DESCRIPTION OF THE TASK:
Read the listing below and copy out every line that holds "JSON".
*** DATA EXTRACT
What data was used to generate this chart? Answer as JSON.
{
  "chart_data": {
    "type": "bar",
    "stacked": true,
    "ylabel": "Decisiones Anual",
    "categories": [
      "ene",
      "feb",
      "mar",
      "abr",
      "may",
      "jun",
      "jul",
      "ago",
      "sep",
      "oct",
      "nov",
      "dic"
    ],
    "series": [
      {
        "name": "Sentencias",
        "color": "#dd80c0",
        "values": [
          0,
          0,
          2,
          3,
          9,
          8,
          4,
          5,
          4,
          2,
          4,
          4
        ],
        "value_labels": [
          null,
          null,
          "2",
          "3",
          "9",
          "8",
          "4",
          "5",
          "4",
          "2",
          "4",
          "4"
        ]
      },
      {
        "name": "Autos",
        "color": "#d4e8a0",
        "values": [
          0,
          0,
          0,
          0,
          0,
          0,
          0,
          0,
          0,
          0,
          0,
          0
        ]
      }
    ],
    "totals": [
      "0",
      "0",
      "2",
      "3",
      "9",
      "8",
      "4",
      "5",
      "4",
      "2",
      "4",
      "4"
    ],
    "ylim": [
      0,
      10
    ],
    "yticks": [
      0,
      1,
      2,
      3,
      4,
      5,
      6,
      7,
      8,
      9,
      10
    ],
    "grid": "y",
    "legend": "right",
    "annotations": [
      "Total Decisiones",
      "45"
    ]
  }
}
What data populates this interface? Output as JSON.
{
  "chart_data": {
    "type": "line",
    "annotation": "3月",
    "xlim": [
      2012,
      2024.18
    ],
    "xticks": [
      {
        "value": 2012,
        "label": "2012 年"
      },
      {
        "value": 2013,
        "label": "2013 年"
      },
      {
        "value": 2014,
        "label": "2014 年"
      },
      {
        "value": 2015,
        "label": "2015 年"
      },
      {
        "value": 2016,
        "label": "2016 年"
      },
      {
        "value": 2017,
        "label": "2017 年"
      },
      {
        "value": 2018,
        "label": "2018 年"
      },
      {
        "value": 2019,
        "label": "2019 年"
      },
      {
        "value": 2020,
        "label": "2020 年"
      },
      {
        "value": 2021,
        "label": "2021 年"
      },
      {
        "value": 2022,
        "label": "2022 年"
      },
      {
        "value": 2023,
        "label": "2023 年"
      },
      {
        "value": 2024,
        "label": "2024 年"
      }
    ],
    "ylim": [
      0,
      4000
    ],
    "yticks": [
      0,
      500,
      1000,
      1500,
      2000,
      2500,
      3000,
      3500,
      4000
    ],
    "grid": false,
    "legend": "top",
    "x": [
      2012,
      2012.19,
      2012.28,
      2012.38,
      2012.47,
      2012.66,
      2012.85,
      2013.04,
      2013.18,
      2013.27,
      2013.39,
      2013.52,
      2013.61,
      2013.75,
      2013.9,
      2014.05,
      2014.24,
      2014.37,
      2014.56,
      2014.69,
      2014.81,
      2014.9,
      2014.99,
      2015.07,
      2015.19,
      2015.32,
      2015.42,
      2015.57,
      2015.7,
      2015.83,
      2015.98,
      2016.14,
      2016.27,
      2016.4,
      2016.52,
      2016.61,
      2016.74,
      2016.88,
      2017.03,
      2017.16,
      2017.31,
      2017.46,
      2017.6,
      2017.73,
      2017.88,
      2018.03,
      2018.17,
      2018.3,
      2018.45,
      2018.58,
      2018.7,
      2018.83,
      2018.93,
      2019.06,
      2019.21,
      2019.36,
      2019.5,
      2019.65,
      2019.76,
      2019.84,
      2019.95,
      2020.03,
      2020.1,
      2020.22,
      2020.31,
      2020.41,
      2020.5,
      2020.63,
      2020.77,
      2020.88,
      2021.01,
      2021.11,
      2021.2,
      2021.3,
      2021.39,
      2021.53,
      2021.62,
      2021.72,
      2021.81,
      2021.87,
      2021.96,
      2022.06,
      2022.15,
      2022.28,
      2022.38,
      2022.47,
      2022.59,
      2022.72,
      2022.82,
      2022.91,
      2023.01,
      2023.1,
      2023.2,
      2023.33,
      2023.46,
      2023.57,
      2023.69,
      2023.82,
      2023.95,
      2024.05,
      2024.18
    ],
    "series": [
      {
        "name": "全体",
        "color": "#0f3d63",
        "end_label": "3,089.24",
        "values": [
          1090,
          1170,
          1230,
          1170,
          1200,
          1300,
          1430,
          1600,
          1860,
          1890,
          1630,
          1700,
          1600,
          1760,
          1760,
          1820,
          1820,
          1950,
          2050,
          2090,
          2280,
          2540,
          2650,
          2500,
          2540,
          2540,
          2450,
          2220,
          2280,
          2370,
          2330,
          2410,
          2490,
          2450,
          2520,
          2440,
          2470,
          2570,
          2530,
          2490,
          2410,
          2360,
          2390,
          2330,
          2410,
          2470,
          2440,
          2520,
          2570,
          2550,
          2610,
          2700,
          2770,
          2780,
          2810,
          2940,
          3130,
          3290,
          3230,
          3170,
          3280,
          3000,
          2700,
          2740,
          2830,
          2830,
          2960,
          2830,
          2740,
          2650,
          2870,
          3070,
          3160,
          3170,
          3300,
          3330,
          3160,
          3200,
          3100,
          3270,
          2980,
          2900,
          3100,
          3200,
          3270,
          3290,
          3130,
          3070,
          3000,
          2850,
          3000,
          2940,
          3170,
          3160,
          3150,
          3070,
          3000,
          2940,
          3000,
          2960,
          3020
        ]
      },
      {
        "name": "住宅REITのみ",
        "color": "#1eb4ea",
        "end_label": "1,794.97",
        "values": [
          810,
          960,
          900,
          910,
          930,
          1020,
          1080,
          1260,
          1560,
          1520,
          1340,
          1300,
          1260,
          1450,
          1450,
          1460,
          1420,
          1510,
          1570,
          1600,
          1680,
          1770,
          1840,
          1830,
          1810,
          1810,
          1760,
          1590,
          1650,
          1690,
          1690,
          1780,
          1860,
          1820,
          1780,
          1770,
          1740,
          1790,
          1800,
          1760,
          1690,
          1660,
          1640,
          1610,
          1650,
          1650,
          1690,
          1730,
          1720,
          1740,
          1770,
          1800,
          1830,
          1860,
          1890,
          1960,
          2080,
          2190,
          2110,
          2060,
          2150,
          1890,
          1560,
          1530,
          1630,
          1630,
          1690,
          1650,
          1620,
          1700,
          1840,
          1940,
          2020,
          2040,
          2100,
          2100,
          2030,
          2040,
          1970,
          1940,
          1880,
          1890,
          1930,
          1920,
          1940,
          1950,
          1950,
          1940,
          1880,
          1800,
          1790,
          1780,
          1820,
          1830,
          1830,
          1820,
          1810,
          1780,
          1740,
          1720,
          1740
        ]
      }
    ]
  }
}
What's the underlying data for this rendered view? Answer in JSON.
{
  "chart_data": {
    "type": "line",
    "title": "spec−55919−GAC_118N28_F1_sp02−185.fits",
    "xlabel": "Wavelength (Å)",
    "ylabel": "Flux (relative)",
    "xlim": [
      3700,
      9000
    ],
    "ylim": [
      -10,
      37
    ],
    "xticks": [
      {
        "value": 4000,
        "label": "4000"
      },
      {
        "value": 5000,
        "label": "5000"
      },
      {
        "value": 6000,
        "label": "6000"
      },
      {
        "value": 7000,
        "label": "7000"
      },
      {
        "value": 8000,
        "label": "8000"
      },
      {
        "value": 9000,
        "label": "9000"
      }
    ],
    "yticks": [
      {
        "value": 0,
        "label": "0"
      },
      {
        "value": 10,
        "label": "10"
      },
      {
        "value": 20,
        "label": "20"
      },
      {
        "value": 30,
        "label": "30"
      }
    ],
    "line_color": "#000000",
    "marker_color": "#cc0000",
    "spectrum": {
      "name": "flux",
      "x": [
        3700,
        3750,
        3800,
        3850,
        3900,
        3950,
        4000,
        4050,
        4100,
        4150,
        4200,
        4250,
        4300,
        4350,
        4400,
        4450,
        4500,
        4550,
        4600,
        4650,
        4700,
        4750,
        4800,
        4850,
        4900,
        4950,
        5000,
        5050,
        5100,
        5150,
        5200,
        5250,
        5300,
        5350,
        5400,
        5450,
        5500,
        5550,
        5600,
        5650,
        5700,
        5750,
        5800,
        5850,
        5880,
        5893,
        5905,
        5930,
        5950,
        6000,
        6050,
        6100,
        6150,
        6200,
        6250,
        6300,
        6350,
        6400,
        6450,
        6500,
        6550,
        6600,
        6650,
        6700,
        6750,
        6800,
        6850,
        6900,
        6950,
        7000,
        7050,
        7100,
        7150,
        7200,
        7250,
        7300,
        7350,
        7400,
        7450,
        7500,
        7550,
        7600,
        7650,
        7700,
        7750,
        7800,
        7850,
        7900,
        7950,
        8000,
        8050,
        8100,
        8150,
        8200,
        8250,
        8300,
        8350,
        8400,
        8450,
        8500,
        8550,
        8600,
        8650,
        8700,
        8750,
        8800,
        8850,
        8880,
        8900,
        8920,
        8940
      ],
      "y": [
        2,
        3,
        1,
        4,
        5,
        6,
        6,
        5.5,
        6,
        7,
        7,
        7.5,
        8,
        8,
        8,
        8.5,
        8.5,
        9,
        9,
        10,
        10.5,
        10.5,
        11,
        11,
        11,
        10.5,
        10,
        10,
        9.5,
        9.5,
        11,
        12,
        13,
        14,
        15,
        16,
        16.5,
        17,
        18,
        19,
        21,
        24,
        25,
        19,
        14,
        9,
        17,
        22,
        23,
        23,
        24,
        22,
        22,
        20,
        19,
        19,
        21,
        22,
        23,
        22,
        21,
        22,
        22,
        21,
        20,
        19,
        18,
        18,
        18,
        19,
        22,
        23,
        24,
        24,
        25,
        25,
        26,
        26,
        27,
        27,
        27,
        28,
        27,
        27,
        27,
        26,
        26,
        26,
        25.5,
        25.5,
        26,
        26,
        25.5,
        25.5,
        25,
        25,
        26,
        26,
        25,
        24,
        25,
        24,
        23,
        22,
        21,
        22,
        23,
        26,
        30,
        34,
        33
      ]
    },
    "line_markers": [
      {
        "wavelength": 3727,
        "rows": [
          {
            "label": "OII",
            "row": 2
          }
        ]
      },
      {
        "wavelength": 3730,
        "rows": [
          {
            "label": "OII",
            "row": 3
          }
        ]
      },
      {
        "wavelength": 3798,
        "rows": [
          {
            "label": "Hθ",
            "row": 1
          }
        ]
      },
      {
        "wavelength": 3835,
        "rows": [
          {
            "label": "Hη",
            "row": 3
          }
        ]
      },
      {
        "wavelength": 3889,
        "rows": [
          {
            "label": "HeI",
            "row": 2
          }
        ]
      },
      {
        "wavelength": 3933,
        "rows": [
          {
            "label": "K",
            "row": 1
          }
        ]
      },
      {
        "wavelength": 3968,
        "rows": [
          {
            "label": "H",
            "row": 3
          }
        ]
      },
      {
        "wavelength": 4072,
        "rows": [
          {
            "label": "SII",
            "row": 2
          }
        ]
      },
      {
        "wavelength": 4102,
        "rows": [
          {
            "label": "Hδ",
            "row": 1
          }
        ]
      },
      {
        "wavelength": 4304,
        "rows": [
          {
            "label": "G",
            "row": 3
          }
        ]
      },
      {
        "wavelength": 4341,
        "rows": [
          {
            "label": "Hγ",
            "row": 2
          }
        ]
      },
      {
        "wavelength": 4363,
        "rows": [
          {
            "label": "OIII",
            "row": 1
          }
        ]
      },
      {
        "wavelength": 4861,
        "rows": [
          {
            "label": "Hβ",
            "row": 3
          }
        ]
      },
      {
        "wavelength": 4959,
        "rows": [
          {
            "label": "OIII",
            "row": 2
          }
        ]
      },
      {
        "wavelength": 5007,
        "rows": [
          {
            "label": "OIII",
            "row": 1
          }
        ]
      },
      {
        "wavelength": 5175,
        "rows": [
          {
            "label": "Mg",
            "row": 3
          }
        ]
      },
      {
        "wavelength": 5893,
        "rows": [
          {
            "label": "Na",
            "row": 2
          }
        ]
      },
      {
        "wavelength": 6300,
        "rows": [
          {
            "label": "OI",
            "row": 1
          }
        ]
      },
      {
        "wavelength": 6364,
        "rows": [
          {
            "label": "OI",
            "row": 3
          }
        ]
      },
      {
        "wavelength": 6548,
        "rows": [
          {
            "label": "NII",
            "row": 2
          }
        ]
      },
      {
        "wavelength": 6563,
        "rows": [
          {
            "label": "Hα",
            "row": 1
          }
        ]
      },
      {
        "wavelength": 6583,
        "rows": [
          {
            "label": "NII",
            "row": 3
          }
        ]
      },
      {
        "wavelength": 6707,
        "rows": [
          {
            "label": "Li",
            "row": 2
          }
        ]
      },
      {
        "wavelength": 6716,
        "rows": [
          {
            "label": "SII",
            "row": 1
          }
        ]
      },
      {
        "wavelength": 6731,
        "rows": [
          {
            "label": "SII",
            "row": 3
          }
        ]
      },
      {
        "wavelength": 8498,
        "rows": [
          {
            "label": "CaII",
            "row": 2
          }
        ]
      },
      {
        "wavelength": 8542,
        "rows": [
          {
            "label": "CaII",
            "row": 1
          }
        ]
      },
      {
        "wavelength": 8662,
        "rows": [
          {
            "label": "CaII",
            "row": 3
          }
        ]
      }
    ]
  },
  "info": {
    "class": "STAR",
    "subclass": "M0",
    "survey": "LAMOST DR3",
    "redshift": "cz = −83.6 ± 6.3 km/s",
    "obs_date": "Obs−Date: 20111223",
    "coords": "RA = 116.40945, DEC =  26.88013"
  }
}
******
TASK ANSWER:
What data was used to generate this chart? Answer as JSON.
What data populates this interface? Output as JSON.
What's the underlying data for this rendered view? Answer in JSON.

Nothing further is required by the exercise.